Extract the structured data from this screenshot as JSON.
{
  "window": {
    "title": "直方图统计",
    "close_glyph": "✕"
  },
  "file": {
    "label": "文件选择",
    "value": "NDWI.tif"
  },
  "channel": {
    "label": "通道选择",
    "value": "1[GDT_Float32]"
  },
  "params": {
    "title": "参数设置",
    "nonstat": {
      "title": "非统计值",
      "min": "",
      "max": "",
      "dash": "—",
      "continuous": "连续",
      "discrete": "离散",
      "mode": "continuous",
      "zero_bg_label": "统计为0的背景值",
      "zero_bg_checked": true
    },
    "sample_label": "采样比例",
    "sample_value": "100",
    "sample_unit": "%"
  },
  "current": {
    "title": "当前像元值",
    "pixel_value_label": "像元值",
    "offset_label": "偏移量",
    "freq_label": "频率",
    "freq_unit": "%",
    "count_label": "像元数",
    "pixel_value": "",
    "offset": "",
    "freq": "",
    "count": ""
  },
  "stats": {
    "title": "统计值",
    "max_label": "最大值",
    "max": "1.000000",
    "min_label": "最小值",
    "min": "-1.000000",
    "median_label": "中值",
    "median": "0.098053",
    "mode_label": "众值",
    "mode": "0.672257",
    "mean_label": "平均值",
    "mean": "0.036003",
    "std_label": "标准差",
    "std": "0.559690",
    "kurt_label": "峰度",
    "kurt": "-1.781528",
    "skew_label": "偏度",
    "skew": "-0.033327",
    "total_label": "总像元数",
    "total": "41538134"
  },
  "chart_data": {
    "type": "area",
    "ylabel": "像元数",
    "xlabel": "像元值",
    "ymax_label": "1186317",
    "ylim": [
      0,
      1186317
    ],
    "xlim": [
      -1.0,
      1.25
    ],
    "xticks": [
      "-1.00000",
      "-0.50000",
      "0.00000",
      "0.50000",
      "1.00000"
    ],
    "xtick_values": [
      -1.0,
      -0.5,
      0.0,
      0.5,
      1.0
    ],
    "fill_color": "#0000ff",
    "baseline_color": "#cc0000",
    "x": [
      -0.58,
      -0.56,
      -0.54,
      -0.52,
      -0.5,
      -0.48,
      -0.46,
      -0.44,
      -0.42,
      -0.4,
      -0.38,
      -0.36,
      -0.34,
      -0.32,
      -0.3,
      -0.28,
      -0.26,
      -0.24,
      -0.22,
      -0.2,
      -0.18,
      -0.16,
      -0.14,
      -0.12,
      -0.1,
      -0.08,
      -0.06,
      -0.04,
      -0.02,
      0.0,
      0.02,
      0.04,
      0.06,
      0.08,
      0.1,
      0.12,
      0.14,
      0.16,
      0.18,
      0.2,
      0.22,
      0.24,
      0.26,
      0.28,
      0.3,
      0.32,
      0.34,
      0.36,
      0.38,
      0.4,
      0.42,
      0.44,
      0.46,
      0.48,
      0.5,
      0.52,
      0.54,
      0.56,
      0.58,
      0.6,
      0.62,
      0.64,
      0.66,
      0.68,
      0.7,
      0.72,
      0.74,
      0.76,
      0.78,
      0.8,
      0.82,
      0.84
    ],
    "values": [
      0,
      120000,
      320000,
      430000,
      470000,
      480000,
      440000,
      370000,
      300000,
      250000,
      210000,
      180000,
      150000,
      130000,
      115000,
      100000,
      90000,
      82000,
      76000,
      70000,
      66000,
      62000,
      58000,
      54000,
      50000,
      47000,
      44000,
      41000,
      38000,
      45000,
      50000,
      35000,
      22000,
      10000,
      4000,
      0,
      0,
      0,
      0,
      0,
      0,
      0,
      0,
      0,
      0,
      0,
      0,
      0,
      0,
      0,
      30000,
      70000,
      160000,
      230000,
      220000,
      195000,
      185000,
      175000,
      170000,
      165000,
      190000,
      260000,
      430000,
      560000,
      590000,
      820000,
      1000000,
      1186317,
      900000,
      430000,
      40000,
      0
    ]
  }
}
--------------------------------
**TASK BRIEF:** Emit the full listing verbatim.

**RESPONSE:**
Extract the structured data from this screenshot as JSON.
{
  "window": {
    "title": "直方图统计",
    "close_glyph": "✕"
  },
  "file": {
    "label": "文件选择",
    "value": "NDWI.tif"
  },
  "channel": {
    "label": "通道选择",
    "value": "1[GDT_Float32]"
  },
  "params": {
    "title": "参数设置",
    "nonstat": {
      "title": "非统计值",
      "min": "",
      "max": "",
      "dash": "—",
      "continuous": "连续",
      "discrete": "离散",
      "mode": "continuous",
      "zero_bg_label": "统计为0的背景值",
      "zero_bg_checked": true
    },
    "sample_label": "采样比例",
    "sample_value": "100",
    "sample_unit": "%"
  },
  "current": {
    "title": "当前像元值",
    "pixel_value_label": "像元值",
    "offset_label": "偏移量",
    "freq_label": "频率",
    "freq_unit": "%",
    "count_label": "像元数",
    "pixel_value": "",
    "offset": "",
    "freq": "",
    "count": ""
  },
  "stats": {
    "title": "统计值",
    "max_label": "最大值",
    "max": "1.000000",
    "min_label": "最小值",
    "min": "-1.000000",
    "median_label": "中值",
    "median": "0.098053",
    "mode_label": "众值",
    "mode": "0.672257",
    "mean_label": "平均值",
    "mean": "0.036003",
    "std_label": "标准差",
    "std": "0.559690",
    "kurt_label": "峰度",
    "kurt": "-1.781528",
    "skew_label": "偏度",
    "skew": "-0.033327",
    "total_label": "总像元数",
    "total": "41538134"
  },
  "chart_data": {
    "type": "area",
    "ylabel": "像元数",
    "xlabel": "像元值",
    "ymax_label": "1186317",
    "ylim": [
      0,
      1186317
    ],
    "xlim": [
      -1.0,
      1.25
    ],
    "xticks": [
      "-1.00000",
      "-0.50000",
      "0.00000",
      "0.50000",
      "1.00000"
    ],
    "xtick_values": [
      -1.0,
      -0.5,
      0.0,
      0.5,
      1.0
    ],
    "fill_color": "#0000ff",
    "baseline_color": "#cc0000",
    "x": [
      -0.58,
      -0.56,
      -0.54,
      -0.52,
      -0.5,
      -0.48,
      -0.46,
      -0.44,
      -0.42,
      -0.4,
      -0.38,
      -0.36,
      -0.34,
      -0.32,
      -0.3,
      -0.28,
      -0.26,
      -0.24,
      -0.22,
      -0.2,
      -0.18,
      -0.16,
      -0.14,
      -0.12,
      -0.1,
      -0.08,
      -0.06,
      -0.04,
      -0.02,
      0.0,
      0.02,
      0.04,
      0.06,
      0.08,
      0.1,
      0.12,
      0.14,
      0.16,
      0.18,
      0.2,
      0.22,
      0.24,
      0.26,
      0.28,
      0.3,
      0.32,
      0.34,
      0.36,
      0.38,
      0.4,
      0.42,
      0.44,
      0.46,
      0.48,
      0.5,
      0.52,
      0.54,
      0.56,
      0.58,
      0.6,
      0.62,
      0.64,
      0.66,
      0.68,
      0.7,
      0.72,
      0.74,
      0.76,
      0.78,
      0.8,
      0.82,
      0.84
    ],
    "values": [
      0,
      120000,
      320000,
      430000,
      470000,
      480000,
      440000,
      370000,
      300000,
      250000,
      210000,
      180000,
      150000,
      130000,
      115000,
      100000,
      90000,
      82000,
      76000,
      70000,
      66000,
      62000,
      58000,
      54000,
      50000,
      47000,
      44000,
      41000,
      38000,
      45000,
      50000,
      35000,
      22000,
      10000,
      4000,
      0,
      0,
      0,
      0,
      0,
      0,
      0,
      0,
      0,
      0,
      0,
      0,
      0,
      0,
      0,
      30000,
      70000,
      160000,
      230000,
      220000,
      195000,
      185000,
      175000,
      170000,
      165000,
      190000,
      260000,
      430000,
      560000,
      590000,
      820000,
      1000000,
      1186317,
      900000,
      430000,
      40000,
      0
    ]
  }
}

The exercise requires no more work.